[Data records]
— start —
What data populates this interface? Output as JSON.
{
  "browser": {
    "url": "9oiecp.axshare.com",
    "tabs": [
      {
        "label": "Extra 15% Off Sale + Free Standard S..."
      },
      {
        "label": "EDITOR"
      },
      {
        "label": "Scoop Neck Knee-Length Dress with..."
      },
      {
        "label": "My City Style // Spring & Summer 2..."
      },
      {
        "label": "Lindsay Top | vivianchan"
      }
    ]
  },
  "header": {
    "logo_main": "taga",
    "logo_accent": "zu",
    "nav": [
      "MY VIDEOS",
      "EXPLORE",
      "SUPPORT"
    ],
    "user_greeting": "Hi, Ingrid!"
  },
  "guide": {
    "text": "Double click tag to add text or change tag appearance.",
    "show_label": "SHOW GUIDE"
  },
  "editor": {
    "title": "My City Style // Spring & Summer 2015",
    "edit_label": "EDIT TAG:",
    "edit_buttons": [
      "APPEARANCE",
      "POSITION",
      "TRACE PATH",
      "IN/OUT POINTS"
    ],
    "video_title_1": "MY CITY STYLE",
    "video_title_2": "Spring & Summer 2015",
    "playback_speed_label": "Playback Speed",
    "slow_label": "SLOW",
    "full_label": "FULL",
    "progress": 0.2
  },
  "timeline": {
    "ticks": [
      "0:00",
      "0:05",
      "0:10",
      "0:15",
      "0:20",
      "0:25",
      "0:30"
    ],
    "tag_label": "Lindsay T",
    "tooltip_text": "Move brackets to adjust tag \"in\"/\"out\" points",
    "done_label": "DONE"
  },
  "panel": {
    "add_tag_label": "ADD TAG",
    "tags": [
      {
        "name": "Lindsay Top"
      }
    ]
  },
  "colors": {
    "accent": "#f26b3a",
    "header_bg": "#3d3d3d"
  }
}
— end —
Extract all of the data above and output it character for character.

What data populates this interface? Output as JSON.
{
  "browser": {
    "url": "9oiecp.axshare.com",
    "tabs": [
      {
        "label": "Extra 15% Off Sale + Free Standard S..."
      },
      {
        "label": "EDITOR"
      },
      {
        "label": "Scoop Neck Knee-Length Dress with..."
      },
      {
        "label": "My City Style // Spring & Summer 2..."
      },
      {
        "label": "Lindsay Top | vivianchan"
      }
    ]
  },
  "header": {
    "logo_main": "taga",
    "logo_accent": "zu",
    "nav": [
      "MY VIDEOS",
      "EXPLORE",
      "SUPPORT"
    ],
    "user_greeting": "Hi, Ingrid!"
  },
  "guide": {
    "text": "Double click tag to add text or change tag appearance.",
    "show_label": "SHOW GUIDE"
  },
  "editor": {
    "title": "My City Style // Spring & Summer 2015",
    "edit_label": "EDIT TAG:",
    "edit_buttons": [
      "APPEARANCE",
      "POSITION",
      "TRACE PATH",
      "IN/OUT POINTS"
    ],
    "video_title_1": "MY CITY STYLE",
    "video_title_2": "Spring & Summer 2015",
    "playback_speed_label": "Playback Speed",
    "slow_label": "SLOW",
    "full_label": "FULL",
    "progress": 0.2
  },
  "timeline": {
    "ticks": [
      "0:00",
      "0:05",
      "0:10",
      "0:15",
      "0:20",
      "0:25",
      "0:30"
    ],
    "tag_label": "Lindsay T",
    "tooltip_text": "Move brackets to adjust tag \"in\"/\"out\" points",
    "done_label": "DONE"
  },
  "panel": {
    "add_tag_label": "ADD TAG",
    "tags": [
      {
        "name": "Lindsay Top"
      }
    ]
  },
  "colors": {
    "accent": "#f26b3a",
    "header_bg": "#3d3d3d"
  }
}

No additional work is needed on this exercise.